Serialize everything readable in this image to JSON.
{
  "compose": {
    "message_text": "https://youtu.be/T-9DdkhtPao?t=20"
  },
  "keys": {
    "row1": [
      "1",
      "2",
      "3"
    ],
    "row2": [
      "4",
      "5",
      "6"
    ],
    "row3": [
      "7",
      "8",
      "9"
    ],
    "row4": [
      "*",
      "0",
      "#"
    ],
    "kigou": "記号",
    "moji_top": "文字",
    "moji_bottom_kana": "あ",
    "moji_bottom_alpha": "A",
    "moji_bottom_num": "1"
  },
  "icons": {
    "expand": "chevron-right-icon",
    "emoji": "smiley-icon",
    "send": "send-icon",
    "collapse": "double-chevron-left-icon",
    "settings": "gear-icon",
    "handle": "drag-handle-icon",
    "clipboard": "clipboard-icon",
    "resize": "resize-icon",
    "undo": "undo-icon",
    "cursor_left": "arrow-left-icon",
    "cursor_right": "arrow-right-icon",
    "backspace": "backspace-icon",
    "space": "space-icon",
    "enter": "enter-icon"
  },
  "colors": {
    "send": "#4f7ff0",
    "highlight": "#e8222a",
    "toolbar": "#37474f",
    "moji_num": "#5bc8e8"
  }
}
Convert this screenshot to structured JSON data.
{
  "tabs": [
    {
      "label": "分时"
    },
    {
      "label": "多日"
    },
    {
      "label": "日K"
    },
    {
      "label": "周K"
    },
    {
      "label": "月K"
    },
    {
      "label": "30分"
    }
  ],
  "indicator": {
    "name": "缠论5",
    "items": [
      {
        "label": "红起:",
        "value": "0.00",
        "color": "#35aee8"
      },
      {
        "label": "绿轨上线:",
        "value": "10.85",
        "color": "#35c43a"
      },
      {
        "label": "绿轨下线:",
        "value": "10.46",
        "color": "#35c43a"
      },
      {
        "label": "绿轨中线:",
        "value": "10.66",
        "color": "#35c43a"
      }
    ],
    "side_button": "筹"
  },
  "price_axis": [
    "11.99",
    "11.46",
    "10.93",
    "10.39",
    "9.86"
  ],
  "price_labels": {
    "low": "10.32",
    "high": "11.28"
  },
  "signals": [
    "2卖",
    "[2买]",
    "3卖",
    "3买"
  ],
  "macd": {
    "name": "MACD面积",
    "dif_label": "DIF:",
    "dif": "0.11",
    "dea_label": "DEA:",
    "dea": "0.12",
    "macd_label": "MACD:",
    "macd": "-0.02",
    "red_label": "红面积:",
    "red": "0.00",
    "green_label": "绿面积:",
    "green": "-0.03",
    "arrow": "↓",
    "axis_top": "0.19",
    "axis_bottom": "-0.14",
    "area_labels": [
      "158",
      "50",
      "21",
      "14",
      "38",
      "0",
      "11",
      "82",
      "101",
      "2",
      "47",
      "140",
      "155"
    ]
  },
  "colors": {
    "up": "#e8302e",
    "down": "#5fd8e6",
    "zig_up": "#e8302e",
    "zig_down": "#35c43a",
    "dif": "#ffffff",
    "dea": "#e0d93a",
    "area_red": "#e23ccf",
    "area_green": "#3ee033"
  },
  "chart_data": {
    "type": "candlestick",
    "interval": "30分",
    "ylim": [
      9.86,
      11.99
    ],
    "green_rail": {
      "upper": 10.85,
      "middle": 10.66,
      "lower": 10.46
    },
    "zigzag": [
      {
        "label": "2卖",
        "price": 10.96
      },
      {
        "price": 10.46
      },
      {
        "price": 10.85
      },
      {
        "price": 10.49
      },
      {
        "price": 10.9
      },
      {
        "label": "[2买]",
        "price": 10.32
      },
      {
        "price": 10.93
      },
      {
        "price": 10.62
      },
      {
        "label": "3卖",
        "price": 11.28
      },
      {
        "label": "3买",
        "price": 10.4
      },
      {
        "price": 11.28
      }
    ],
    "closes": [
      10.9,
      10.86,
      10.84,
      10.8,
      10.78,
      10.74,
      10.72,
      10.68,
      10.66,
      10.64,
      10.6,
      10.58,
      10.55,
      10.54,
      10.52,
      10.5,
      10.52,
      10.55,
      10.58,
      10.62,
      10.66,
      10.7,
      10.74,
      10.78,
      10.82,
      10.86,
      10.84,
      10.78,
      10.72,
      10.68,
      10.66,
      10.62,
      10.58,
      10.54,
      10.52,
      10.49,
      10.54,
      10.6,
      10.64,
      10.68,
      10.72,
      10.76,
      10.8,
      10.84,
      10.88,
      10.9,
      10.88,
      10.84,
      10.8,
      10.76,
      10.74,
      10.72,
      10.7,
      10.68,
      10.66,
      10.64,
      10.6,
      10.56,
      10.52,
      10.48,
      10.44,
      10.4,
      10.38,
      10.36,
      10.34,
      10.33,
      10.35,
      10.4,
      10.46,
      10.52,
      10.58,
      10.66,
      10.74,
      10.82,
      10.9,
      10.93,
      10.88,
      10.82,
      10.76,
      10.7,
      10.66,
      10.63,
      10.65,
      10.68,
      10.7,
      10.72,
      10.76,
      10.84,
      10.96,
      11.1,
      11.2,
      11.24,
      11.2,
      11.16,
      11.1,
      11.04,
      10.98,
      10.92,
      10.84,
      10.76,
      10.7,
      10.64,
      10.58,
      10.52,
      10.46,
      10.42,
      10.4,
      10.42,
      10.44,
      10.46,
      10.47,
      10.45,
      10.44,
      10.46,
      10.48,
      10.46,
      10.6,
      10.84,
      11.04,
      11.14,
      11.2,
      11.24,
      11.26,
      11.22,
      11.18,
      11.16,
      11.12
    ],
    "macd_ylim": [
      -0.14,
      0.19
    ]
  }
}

_ _ _ _

Using the listing above, pick out each line that contains the word "value", then copy it.

        "value": "0.00",
        "value": "10.85",
        "value": "10.46",
        "value": "10.66",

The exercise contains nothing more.